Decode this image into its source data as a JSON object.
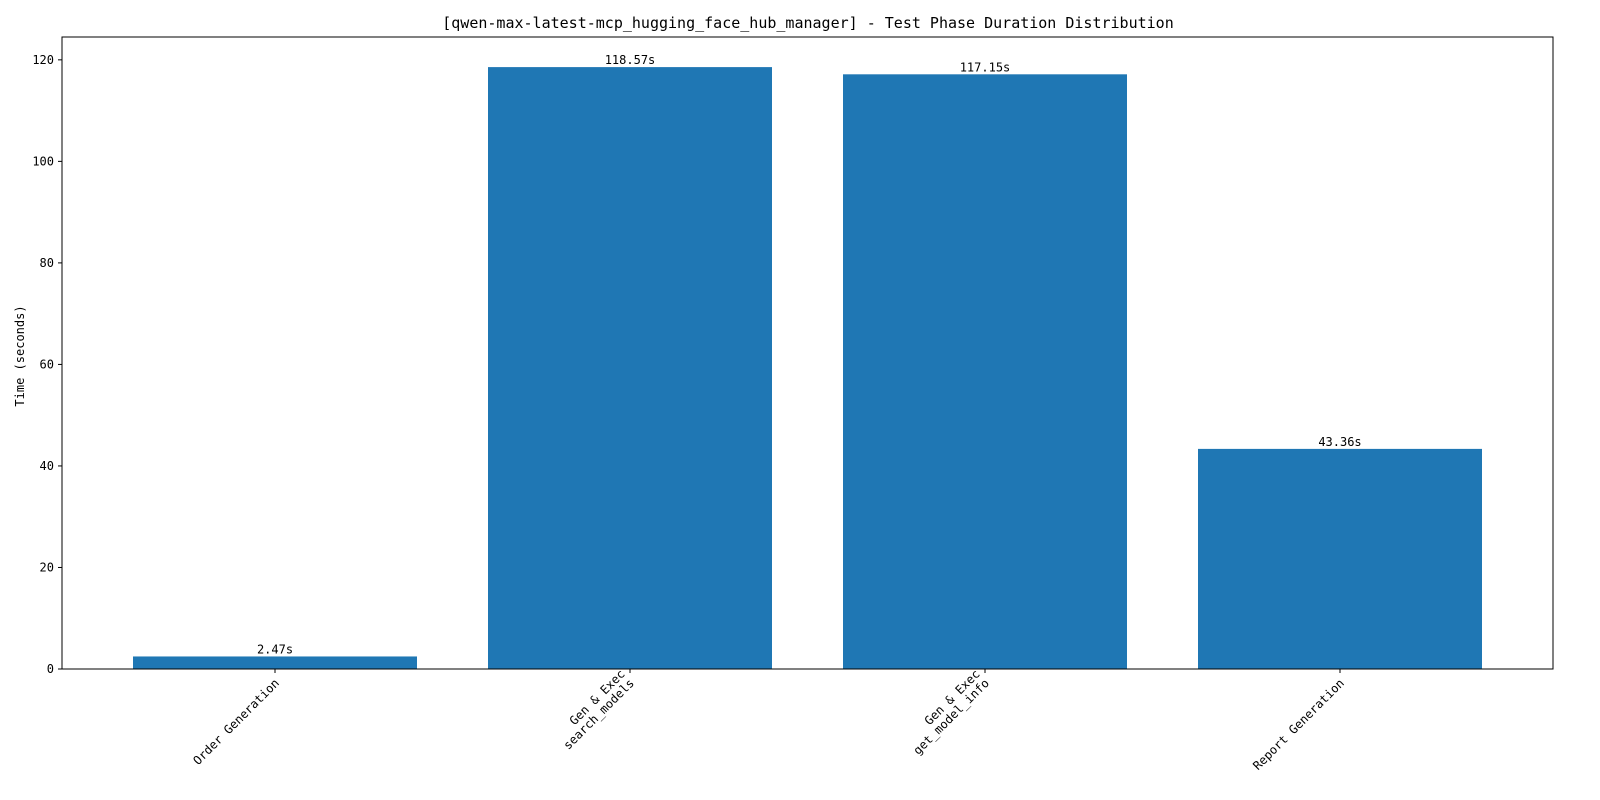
{
  "chart_data": {
    "type": "bar",
    "title": "[qwen-max-latest-mcp_hugging_face_hub_manager] - Test Phase Duration Distribution",
    "xlabel": "",
    "ylabel": "Time (seconds)",
    "categories": [
      [
        "Order Generation"
      ],
      [
        "Gen & Exec",
        "search_models"
      ],
      [
        "Gen & Exec",
        "get_model_info"
      ],
      [
        "Report Generation"
      ]
    ],
    "values": [
      2.47,
      118.57,
      117.15,
      43.36
    ],
    "value_labels": [
      "2.47s",
      "118.57s",
      "117.15s",
      "43.36s"
    ],
    "ylim": [
      0,
      124.5
    ],
    "yticks": [
      0,
      20,
      40,
      60,
      80,
      100,
      120
    ],
    "ytick_labels": [
      "0",
      "20",
      "40",
      "60",
      "80",
      "100",
      "120"
    ],
    "bar_color": "#1f77b4",
    "grid": false,
    "legend": "none"
  }
}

---------------

Task instructions: Write out the records above exactly as they stand, leaving out every picture.

Written reply:
Decode this image into its source data as a JSON object.
{
  "chart_data": {
    "type": "bar",
    "title": "[qwen-max-latest-mcp_hugging_face_hub_manager] - Test Phase Duration Distribution",
    "xlabel": "",
    "ylabel": "Time (seconds)",
    "categories": [
      [
        "Order Generation"
      ],
      [
        "Gen & Exec",
        "search_models"
      ],
      [
        "Gen & Exec",
        "get_model_info"
      ],
      [
        "Report Generation"
      ]
    ],
    "values": [
      2.47,
      118.57,
      117.15,
      43.36
    ],
    "value_labels": [
      "2.47s",
      "118.57s",
      "117.15s",
      "43.36s"
    ],
    "ylim": [
      0,
      124.5
    ],
    "yticks": [
      0,
      20,
      40,
      60,
      80,
      100,
      120
    ],
    "ytick_labels": [
      "0",
      "20",
      "40",
      "60",
      "80",
      "100",
      "120"
    ],
    "bar_color": "#1f77b4",
    "grid": false,
    "legend": "none"
  }
}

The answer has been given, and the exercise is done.